--- start Exercise inputs ---

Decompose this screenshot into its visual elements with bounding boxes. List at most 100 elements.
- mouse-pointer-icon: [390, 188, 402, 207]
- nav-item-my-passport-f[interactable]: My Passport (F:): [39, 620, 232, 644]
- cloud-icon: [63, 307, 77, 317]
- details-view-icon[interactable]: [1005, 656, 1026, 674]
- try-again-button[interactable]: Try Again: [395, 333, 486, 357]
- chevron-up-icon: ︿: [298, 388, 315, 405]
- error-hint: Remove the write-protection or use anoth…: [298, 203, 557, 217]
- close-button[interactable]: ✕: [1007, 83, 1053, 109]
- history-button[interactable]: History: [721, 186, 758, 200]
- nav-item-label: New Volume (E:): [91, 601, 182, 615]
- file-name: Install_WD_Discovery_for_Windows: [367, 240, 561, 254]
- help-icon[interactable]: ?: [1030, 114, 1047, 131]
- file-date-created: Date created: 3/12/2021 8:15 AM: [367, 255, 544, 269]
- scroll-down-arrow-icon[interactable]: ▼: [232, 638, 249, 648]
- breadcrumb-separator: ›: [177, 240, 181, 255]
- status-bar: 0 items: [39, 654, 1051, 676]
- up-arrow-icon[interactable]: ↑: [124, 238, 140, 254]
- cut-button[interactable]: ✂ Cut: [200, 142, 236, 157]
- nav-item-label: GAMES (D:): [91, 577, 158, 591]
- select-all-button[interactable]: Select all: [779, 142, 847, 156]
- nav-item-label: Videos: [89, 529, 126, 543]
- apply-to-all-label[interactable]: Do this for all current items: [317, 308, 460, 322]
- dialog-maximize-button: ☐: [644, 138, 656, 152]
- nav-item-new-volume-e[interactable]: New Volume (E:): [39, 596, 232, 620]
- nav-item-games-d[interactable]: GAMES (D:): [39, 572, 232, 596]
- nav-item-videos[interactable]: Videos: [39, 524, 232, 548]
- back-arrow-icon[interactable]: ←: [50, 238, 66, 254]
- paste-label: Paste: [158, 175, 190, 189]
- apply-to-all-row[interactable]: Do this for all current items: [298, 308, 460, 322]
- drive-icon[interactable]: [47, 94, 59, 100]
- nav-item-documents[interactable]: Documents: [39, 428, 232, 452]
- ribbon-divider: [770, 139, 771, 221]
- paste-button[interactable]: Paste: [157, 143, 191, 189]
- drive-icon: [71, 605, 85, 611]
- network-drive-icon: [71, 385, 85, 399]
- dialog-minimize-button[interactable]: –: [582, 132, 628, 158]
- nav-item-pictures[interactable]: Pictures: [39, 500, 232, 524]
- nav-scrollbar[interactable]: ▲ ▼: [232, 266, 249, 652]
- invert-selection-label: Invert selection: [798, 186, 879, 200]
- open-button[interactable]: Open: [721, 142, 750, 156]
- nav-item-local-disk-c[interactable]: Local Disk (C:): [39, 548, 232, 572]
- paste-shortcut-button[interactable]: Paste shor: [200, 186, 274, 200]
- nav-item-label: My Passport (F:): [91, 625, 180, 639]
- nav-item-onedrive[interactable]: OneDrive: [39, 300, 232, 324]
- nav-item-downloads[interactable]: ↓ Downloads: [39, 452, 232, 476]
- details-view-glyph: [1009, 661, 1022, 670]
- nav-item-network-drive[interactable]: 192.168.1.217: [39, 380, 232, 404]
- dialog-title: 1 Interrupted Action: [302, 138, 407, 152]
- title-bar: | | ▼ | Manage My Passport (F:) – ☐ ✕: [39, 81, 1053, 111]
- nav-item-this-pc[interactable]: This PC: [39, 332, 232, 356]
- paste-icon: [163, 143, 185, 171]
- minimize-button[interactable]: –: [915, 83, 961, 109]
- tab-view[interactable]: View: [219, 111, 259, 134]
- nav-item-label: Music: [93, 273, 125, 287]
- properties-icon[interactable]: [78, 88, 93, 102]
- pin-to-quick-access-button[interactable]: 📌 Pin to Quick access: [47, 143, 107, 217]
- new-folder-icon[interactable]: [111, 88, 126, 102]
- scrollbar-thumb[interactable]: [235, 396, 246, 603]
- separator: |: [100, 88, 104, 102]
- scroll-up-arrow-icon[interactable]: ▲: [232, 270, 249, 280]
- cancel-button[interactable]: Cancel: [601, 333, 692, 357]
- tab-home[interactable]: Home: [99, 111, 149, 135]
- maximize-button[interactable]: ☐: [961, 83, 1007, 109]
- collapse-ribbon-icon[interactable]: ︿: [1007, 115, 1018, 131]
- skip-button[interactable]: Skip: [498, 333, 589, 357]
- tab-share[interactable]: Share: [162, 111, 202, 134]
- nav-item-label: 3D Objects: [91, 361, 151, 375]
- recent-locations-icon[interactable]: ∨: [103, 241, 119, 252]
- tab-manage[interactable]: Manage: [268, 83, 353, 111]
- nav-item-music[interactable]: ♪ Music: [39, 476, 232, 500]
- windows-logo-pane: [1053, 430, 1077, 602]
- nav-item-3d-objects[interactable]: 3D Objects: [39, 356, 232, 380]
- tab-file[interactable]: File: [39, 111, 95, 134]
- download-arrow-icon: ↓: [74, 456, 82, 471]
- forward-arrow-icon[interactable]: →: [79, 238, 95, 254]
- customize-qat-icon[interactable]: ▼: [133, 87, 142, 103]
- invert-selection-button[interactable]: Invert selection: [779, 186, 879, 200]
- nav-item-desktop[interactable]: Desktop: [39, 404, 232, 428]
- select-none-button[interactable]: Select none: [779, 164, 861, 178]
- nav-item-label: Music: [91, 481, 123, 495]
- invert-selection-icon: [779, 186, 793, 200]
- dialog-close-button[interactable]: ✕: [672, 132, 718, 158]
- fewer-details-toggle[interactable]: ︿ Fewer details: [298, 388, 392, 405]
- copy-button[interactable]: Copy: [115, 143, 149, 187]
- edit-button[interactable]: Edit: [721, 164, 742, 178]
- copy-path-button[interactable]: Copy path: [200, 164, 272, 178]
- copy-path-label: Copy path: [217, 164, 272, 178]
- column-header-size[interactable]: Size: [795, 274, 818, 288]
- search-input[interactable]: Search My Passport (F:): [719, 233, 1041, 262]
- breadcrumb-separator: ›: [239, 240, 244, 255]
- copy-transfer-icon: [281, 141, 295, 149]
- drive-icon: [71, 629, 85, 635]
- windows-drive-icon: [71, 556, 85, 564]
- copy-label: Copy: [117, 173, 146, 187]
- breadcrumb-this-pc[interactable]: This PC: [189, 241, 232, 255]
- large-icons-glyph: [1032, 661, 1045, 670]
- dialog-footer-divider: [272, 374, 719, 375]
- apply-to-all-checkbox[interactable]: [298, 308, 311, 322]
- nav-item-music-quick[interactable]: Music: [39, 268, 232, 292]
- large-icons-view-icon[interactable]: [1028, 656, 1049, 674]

--- end Exercise inputs ---

• **Problem**: Rewrite the material from its first line through the line containing "- dialog-maximize-button: ☐: [644, 138, 656, 152]", inclusive, switching each "nav-item-label" to "sidebar-label" and leaving all else unchanged.

• **Answer to the exercise**:
Decompose this screenshot into its visual elements with bounding boxes. List at most 100 elements.
- mouse-pointer-icon: [390, 188, 402, 207]
- nav-item-my-passport-f[interactable]: My Passport (F:): [39, 620, 232, 644]
- cloud-icon: [63, 307, 77, 317]
- details-view-icon[interactable]: [1005, 656, 1026, 674]
- try-again-button[interactable]: Try Again: [395, 333, 486, 357]
- chevron-up-icon: ︿: [298, 388, 315, 405]
- error-hint: Remove the write-protection or use anoth…: [298, 203, 557, 217]
- close-button[interactable]: ✕: [1007, 83, 1053, 109]
- history-button[interactable]: History: [721, 186, 758, 200]
- sidebar-label: New Volume (E:): [91, 601, 182, 615]
- file-name: Install_WD_Discovery_for_Windows: [367, 240, 561, 254]
- help-icon[interactable]: ?: [1030, 114, 1047, 131]
- file-date-created: Date created: 3/12/2021 8:15 AM: [367, 255, 544, 269]
- scroll-down-arrow-icon[interactable]: ▼: [232, 638, 249, 648]
- breadcrumb-separator: ›: [177, 240, 181, 255]
- status-bar: 0 items: [39, 654, 1051, 676]
- up-arrow-icon[interactable]: ↑: [124, 238, 140, 254]
- cut-button[interactable]: ✂ Cut: [200, 142, 236, 157]
- sidebar-label: GAMES (D:): [91, 577, 158, 591]
- select-all-button[interactable]: Select all: [779, 142, 847, 156]
- sidebar-label: Videos: [89, 529, 126, 543]
- apply-to-all-label[interactable]: Do this for all current items: [317, 308, 460, 322]
- dialog-maximize-button: ☐: [644, 138, 656, 152]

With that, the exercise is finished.